[Page transcription entries]
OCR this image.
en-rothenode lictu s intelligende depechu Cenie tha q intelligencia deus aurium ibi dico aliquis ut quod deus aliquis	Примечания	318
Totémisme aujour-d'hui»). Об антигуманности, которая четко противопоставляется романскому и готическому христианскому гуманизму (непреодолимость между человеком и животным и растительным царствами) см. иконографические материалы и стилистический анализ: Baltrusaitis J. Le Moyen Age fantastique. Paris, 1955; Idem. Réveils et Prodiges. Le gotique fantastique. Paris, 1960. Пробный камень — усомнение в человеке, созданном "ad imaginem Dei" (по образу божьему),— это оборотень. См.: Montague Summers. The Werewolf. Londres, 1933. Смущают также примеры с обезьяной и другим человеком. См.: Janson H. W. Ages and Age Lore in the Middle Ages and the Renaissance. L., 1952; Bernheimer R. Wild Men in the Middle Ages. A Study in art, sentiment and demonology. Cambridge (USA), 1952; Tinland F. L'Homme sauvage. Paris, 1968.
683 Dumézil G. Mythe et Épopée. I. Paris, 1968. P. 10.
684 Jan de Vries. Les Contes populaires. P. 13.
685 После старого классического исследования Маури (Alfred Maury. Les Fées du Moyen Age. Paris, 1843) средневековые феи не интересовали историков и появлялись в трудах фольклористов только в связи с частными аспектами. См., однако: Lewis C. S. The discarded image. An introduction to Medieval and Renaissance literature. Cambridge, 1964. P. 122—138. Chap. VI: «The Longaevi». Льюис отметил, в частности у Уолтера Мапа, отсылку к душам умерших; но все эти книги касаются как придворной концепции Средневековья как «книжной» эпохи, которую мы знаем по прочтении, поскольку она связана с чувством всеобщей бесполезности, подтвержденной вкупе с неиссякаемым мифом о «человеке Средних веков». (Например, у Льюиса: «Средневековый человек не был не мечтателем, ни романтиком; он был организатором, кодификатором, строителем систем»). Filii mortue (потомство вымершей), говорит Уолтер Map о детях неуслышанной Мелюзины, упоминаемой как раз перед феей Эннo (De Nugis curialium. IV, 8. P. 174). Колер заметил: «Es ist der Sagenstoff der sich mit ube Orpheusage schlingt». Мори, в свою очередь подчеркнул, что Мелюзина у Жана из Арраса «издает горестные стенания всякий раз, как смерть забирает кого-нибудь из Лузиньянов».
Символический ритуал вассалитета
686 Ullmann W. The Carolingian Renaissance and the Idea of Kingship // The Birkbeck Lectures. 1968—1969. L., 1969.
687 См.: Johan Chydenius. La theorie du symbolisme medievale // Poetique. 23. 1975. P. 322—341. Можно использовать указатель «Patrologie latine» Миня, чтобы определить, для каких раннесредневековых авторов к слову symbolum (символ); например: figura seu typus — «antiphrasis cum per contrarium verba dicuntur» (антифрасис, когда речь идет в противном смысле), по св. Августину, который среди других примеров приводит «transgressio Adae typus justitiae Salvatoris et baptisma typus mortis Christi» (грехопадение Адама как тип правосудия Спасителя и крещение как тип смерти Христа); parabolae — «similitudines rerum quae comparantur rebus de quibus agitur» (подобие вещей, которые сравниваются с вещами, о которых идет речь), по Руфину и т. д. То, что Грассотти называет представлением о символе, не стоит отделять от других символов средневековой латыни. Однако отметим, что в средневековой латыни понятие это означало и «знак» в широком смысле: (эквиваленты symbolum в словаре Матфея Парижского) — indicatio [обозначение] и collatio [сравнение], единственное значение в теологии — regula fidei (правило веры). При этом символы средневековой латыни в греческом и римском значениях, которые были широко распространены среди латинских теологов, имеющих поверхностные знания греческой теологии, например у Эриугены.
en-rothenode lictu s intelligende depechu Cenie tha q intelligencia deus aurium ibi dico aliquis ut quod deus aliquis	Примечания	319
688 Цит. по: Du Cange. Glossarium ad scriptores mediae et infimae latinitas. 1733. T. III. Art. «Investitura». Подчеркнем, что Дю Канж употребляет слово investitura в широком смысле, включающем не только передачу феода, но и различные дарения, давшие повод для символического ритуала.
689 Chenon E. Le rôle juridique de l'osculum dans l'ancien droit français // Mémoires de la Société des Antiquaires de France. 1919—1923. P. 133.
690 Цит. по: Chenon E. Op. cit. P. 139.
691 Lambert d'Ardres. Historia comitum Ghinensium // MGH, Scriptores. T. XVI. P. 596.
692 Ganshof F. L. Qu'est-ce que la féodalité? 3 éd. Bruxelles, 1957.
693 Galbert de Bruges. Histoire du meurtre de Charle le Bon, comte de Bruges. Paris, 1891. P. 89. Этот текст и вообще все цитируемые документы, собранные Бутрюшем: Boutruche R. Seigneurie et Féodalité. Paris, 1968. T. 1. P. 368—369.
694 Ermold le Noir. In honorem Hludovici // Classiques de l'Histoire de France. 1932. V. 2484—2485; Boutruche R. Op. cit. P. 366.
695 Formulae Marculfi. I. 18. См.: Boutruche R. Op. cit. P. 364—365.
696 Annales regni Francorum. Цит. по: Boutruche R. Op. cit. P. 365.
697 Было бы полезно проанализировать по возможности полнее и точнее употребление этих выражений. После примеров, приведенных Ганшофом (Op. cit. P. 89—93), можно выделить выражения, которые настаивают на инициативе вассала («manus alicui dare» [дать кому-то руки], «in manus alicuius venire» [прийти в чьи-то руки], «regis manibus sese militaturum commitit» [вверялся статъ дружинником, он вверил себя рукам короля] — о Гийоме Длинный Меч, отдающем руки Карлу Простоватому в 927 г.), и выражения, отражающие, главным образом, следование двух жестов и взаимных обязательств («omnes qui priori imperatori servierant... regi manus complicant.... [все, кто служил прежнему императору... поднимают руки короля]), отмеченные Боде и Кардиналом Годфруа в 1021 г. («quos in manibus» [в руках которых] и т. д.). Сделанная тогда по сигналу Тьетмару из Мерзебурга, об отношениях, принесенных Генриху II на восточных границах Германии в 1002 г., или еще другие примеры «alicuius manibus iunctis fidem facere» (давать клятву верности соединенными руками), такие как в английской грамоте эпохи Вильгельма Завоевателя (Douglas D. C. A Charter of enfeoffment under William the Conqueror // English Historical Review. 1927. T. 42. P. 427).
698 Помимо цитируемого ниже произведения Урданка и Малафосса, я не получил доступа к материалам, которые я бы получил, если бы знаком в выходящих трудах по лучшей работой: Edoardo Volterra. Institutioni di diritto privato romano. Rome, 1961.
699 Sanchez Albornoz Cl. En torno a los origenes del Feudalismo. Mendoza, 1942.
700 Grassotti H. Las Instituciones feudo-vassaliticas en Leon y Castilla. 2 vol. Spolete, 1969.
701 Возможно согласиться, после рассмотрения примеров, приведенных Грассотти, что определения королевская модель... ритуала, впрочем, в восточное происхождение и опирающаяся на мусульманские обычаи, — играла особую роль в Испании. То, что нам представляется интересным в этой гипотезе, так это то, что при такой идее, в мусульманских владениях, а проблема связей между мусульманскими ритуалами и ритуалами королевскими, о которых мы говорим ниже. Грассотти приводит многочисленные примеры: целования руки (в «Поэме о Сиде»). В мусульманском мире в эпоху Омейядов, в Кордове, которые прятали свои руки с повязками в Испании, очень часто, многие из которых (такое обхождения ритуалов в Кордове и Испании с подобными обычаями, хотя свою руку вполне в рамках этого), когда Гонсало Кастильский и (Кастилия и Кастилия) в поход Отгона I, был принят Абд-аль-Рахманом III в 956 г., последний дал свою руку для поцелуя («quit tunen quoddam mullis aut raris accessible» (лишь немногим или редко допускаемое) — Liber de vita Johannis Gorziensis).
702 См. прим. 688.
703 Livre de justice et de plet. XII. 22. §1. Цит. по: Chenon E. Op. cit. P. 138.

* TASK INSTRUCTIONS
Print the data again exactly.

* FINISHED TASK
OCR this image.
en-rothenode lictu s intelligende depechu Cenie tha q intelligencia deus aurium ibi dico aliquis ut quod deus aliquis	Примечания	318
Totémisme aujour-d'hui»). Об антигуманности, которая четко противопоставляется романскому и готическому христианскому гуманизму (непреодолимость между человеком и животным и растительным царствами) см. иконографические материалы и стилистический анализ: Baltrusaitis J. Le Moyen Age fantastique. Paris, 1955; Idem. Réveils et Prodiges. Le gotique fantastique. Paris, 1960. Пробный камень — усомнение в человеке, созданном "ad imaginem Dei" (по образу божьему),— это оборотень. См.: Montague Summers. The Werewolf. Londres, 1933. Смущают также примеры с обезьяной и другим человеком. См.: Janson H. W. Ages and Age Lore in the Middle Ages and the Renaissance. L., 1952; Bernheimer R. Wild Men in the Middle Ages. A Study in art, sentiment and demonology. Cambridge (USA), 1952; Tinland F. L'Homme sauvage. Paris, 1968.
683 Dumézil G. Mythe et Épopée. I. Paris, 1968. P. 10.
684 Jan de Vries. Les Contes populaires. P. 13.
685 После старого классического исследования Маури (Alfred Maury. Les Fées du Moyen Age. Paris, 1843) средневековые феи не интересовали историков и появлялись в трудах фольклористов только в связи с частными аспектами. См., однако: Lewis C. S. The discarded image. An introduction to Medieval and Renaissance literature. Cambridge, 1964. P. 122—138. Chap. VI: «The Longaevi». Льюис отметил, в частности у Уолтера Мапа, отсылку к душам умерших; но все эти книги касаются как придворной концепции Средневековья как «книжной» эпохи, которую мы знаем по прочтении, поскольку она связана с чувством всеобщей бесполезности, подтвержденной вкупе с неиссякаемым мифом о «человеке Средних веков». (Например, у Льюиса: «Средневековый человек не был не мечтателем, ни романтиком; он был организатором, кодификатором, строителем систем»). Filii mortue (потомство вымершей), говорит Уолтер Map о детях неуслышанной Мелюзины, упоминаемой как раз перед феей Эннo (De Nugis curialium. IV, 8. P. 174). Колер заметил: «Es ist der Sagenstoff der sich mit ube Orpheusage schlingt». Мори, в свою очередь подчеркнул, что Мелюзина у Жана из Арраса «издает горестные стенания всякий раз, как смерть забирает кого-нибудь из Лузиньянов».
Символический ритуал вассалитета
686 Ullmann W. The Carolingian Renaissance and the Idea of Kingship // The Birkbeck Lectures. 1968—1969. L., 1969.
687 См.: Johan Chydenius. La theorie du symbolisme medievale // Poetique. 23. 1975. P. 322—341. Можно использовать указатель «Patrologie latine» Миня, чтобы определить, для каких раннесредневековых авторов к слову symbolum (символ); например: figura seu typus — «antiphrasis cum per contrarium verba dicuntur» (антифрасис, когда речь идет в противном смысле), по св. Августину, который среди других примеров приводит «transgressio Adae typus justitiae Salvatoris et baptisma typus mortis Christi» (грехопадение Адама как тип правосудия Спасителя и крещение как тип смерти Христа); parabolae — «similitudines rerum quae comparantur rebus de quibus agitur» (подобие вещей, которые сравниваются с вещами, о которых идет речь), по Руфину и т. д. То, что Грассотти называет представлением о символе, не стоит отделять от других символов средневековой латыни. Однако отметим, что в средневековой латыни понятие это означало и «знак» в широком смысле: (эквиваленты symbolum в словаре Матфея Парижского) — indicatio [обозначение] и collatio [сравнение], единственное значение в теологии — regula fidei (правило веры). При этом символы средневековой латыни в греческом и римском значениях, которые были широко распространены среди латинских теологов, имеющих поверхностные знания греческой теологии, например у Эриугены.
en-rothenode lictu s intelligende depechu Cenie tha q intelligencia deus aurium ibi dico aliquis ut quod deus aliquis	Примечания	319
688 Цит. по: Du Cange. Glossarium ad scriptores mediae et infimae latinitas. 1733. T. III. Art. «Investitura». Подчеркнем, что Дю Канж употребляет слово investitura в широком смысле, включающем не только передачу феода, но и различные дарения, давшие повод для символического ритуала.
689 Chenon E. Le rôle juridique de l'osculum dans l'ancien droit français // Mémoires de la Société des Antiquaires de France. 1919—1923. P. 133.
690 Цит. по: Chenon E. Op. cit. P. 139.
691 Lambert d'Ardres. Historia comitum Ghinensium // MGH, Scriptores. T. XVI. P. 596.
692 Ganshof F. L. Qu'est-ce que la féodalité? 3 éd. Bruxelles, 1957.
693 Galbert de Bruges. Histoire du meurtre de Charle le Bon, comte de Bruges. Paris, 1891. P. 89. Этот текст и вообще все цитируемые документы, собранные Бутрюшем: Boutruche R. Seigneurie et Féodalité. Paris, 1968. T. 1. P. 368—369.
694 Ermold le Noir. In honorem Hludovici // Classiques de l'Histoire de France. 1932. V. 2484—2485; Boutruche R. Op. cit. P. 366.
695 Formulae Marculfi. I. 18. См.: Boutruche R. Op. cit. P. 364—365.
696 Annales regni Francorum. Цит. по: Boutruche R. Op. cit. P. 365.
697 Было бы полезно проанализировать по возможности полнее и точнее употребление этих выражений. После примеров, приведенных Ганшофом (Op. cit. P. 89—93), можно выделить выражения, которые настаивают на инициативе вассала («manus alicui dare» [дать кому-то руки], «in manus alicuius venire» [прийти в чьи-то руки], «regis manibus sese militaturum commitit» [вверялся статъ дружинником, он вверил себя рукам короля] — о Гийоме Длинный Меч, отдающем руки Карлу Простоватому в 927 г.), и выражения, отражающие, главным образом, следование двух жестов и взаимных обязательств («omnes qui priori imperatori servierant... regi manus complicant.... [все, кто служил прежнему императору... поднимают руки короля]), отмеченные Боде и Кардиналом Годфруа в 1021 г. («quos in manibus» [в руках которых] и т. д.). Сделанная тогда по сигналу Тьетмару из Мерзебурга, об отношениях, принесенных Генриху II на восточных границах Германии в 1002 г., или еще другие примеры «alicuius manibus iunctis fidem facere» (давать клятву верности соединенными руками), такие как в английской грамоте эпохи Вильгельма Завоевателя (Douglas D. C. A Charter of enfeoffment under William the Conqueror // English Historical Review. 1927. T. 42. P. 427).
698 Помимо цитируемого ниже произведения Урданка и Малафосса, я не получил доступа к материалам, которые я бы получил, если бы знаком в выходящих трудах по лучшей работой: Edoardo Volterra. Institutioni di diritto privato romano. Rome, 1961.
699 Sanchez Albornoz Cl. En torno a los origenes del Feudalismo. Mendoza, 1942.
700 Grassotti H. Las Instituciones feudo-vassaliticas en Leon y Castilla. 2 vol. Spolete, 1969.
701 Возможно согласиться, после рассмотрения примеров, приведенных Грассотти, что определения королевская модель... ритуала, впрочем, в восточное происхождение и опирающаяся на мусульманские обычаи, — играла особую роль в Испании. То, что нам представляется интересным в этой гипотезе, так это то, что при такой идее, в мусульманских владениях, а проблема связей между мусульманскими ритуалами и ритуалами королевскими, о которых мы говорим ниже. Грассотти приводит многочисленные примеры: целования руки (в «Поэме о Сиде»). В мусульманском мире в эпоху Омейядов, в Кордове, которые прятали свои руки с повязками в Испании, очень часто, многие из которых (такое обхождения ритуалов в Кордове и Испании с подобными обычаями, хотя свою руку вполне в рамках этого), когда Гонсало Кастильский и (Кастилия и Кастилия) в поход Отгона I, был принят Абд-аль-Рахманом III в 956 г., последний дал свою руку для поцелуя («quit tunen quoddam mullis aut raris accessible» (лишь немногим или редко допускаемое) — Liber de vita Johannis Gorziensis).
702 См. прим. 688.
703 Livre de justice et de plet. XII. 22. §1. Цит. по: Chenon E. Op. cit. P. 138.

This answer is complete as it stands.